::: Stored records
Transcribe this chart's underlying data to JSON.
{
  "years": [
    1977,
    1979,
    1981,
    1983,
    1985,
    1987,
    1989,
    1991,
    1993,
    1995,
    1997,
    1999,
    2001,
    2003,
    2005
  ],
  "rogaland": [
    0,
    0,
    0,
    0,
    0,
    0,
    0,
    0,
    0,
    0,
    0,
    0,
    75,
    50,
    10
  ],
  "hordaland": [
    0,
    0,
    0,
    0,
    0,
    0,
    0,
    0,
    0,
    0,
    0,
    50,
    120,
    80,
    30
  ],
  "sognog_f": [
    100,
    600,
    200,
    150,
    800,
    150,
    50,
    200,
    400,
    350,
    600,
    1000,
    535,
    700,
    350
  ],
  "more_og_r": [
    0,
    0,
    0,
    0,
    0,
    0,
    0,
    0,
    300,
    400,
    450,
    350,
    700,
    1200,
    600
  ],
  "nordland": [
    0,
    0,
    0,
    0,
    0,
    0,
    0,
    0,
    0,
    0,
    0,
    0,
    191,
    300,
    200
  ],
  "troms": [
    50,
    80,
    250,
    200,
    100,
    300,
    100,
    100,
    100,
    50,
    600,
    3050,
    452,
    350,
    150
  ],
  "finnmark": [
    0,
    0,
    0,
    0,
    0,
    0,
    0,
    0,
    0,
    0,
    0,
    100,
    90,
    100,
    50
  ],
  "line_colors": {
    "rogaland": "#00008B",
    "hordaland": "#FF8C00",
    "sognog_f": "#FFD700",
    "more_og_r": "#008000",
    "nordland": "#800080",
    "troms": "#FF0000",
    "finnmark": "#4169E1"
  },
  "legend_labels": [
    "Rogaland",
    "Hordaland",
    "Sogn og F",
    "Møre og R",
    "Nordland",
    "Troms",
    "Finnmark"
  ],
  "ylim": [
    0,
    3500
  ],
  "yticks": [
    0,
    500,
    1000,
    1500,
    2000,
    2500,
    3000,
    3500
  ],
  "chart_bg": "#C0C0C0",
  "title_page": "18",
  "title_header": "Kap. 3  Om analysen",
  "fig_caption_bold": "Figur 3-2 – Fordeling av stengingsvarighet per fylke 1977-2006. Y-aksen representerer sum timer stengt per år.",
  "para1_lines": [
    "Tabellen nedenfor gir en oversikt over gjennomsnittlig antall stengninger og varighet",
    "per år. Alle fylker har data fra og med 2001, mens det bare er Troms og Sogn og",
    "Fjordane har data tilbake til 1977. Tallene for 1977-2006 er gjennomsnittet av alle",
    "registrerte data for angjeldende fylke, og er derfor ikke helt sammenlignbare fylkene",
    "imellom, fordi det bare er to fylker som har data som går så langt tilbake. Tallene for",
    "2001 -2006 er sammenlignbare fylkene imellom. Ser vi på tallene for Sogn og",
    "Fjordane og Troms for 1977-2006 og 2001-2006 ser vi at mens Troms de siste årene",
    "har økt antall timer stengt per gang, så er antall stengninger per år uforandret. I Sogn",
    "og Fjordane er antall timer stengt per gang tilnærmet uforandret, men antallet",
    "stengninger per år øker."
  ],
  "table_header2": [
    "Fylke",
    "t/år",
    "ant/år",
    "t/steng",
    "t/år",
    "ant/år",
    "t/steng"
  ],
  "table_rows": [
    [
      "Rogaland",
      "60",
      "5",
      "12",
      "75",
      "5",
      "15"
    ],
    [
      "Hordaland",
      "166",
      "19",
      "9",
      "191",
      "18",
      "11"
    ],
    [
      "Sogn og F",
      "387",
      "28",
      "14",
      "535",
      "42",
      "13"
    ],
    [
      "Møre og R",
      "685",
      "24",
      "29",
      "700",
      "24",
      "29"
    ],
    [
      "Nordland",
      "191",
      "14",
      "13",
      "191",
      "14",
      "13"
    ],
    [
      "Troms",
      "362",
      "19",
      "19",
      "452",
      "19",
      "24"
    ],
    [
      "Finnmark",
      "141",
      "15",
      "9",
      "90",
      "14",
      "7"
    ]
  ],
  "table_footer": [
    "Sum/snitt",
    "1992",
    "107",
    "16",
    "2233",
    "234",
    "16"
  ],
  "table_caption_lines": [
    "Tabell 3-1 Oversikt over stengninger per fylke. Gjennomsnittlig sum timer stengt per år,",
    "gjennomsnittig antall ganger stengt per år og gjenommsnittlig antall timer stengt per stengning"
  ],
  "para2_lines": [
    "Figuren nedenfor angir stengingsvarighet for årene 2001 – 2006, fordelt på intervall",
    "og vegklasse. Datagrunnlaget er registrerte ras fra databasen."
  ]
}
::::::
**Short problem:** Each line of the listing above should be output exactly.

**Full solution:**
Transcribe this chart's underlying data to JSON.
{
  "years": [
    1977,
    1979,
    1981,
    1983,
    1985,
    1987,
    1989,
    1991,
    1993,
    1995,
    1997,
    1999,
    2001,
    2003,
    2005
  ],
  "rogaland": [
    0,
    0,
    0,
    0,
    0,
    0,
    0,
    0,
    0,
    0,
    0,
    0,
    75,
    50,
    10
  ],
  "hordaland": [
    0,
    0,
    0,
    0,
    0,
    0,
    0,
    0,
    0,
    0,
    0,
    50,
    120,
    80,
    30
  ],
  "sognog_f": [
    100,
    600,
    200,
    150,
    800,
    150,
    50,
    200,
    400,
    350,
    600,
    1000,
    535,
    700,
    350
  ],
  "more_og_r": [
    0,
    0,
    0,
    0,
    0,
    0,
    0,
    0,
    300,
    400,
    450,
    350,
    700,
    1200,
    600
  ],
  "nordland": [
    0,
    0,
    0,
    0,
    0,
    0,
    0,
    0,
    0,
    0,
    0,
    0,
    191,
    300,
    200
  ],
  "troms": [
    50,
    80,
    250,
    200,
    100,
    300,
    100,
    100,
    100,
    50,
    600,
    3050,
    452,
    350,
    150
  ],
  "finnmark": [
    0,
    0,
    0,
    0,
    0,
    0,
    0,
    0,
    0,
    0,
    0,
    100,
    90,
    100,
    50
  ],
  "line_colors": {
    "rogaland": "#00008B",
    "hordaland": "#FF8C00",
    "sognog_f": "#FFD700",
    "more_og_r": "#008000",
    "nordland": "#800080",
    "troms": "#FF0000",
    "finnmark": "#4169E1"
  },
  "legend_labels": [
    "Rogaland",
    "Hordaland",
    "Sogn og F",
    "Møre og R",
    "Nordland",
    "Troms",
    "Finnmark"
  ],
  "ylim": [
    0,
    3500
  ],
  "yticks": [
    0,
    500,
    1000,
    1500,
    2000,
    2500,
    3000,
    3500
  ],
  "chart_bg": "#C0C0C0",
  "title_page": "18",
  "title_header": "Kap. 3  Om analysen",
  "fig_caption_bold": "Figur 3-2 – Fordeling av stengingsvarighet per fylke 1977-2006. Y-aksen representerer sum timer stengt per år.",
  "para1_lines": [
    "Tabellen nedenfor gir en oversikt over gjennomsnittlig antall stengninger og varighet",
    "per år. Alle fylker har data fra og med 2001, mens det bare er Troms og Sogn og",
    "Fjordane har data tilbake til 1977. Tallene for 1977-2006 er gjennomsnittet av alle",
    "registrerte data for angjeldende fylke, og er derfor ikke helt sammenlignbare fylkene",
    "imellom, fordi det bare er to fylker som har data som går så langt tilbake. Tallene for",
    "2001 -2006 er sammenlignbare fylkene imellom. Ser vi på tallene for Sogn og",
    "Fjordane og Troms for 1977-2006 og 2001-2006 ser vi at mens Troms de siste årene",
    "har økt antall timer stengt per gang, så er antall stengninger per år uforandret. I Sogn",
    "og Fjordane er antall timer stengt per gang tilnærmet uforandret, men antallet",
    "stengninger per år øker."
  ],
  "table_header2": [
    "Fylke",
    "t/år",
    "ant/år",
    "t/steng",
    "t/år",
    "ant/år",
    "t/steng"
  ],
  "table_rows": [
    [
      "Rogaland",
      "60",
      "5",
      "12",
      "75",
      "5",
      "15"
    ],
    [
      "Hordaland",
      "166",
      "19",
      "9",
      "191",
      "18",
      "11"
    ],
    [
      "Sogn og F",
      "387",
      "28",
      "14",
      "535",
      "42",
      "13"
    ],
    [
      "Møre og R",
      "685",
      "24",
      "29",
      "700",
      "24",
      "29"
    ],
    [
      "Nordland",
      "191",
      "14",
      "13",
      "191",
      "14",
      "13"
    ],
    [
      "Troms",
      "362",
      "19",
      "19",
      "452",
      "19",
      "24"
    ],
    [
      "Finnmark",
      "141",
      "15",
      "9",
      "90",
      "14",
      "7"
    ]
  ],
  "table_footer": [
    "Sum/snitt",
    "1992",
    "107",
    "16",
    "2233",
    "234",
    "16"
  ],
  "table_caption_lines": [
    "Tabell 3-1 Oversikt over stengninger per fylke. Gjennomsnittlig sum timer stengt per år,",
    "gjennomsnittig antall ganger stengt per år og gjenommsnittlig antall timer stengt per stengning"
  ],
  "para2_lines": [
    "Figuren nedenfor angir stengingsvarighet for årene 2001 – 2006, fordelt på intervall",
    "og vegklasse. Datagrunnlaget er registrerte ras fra databasen."
  ]
}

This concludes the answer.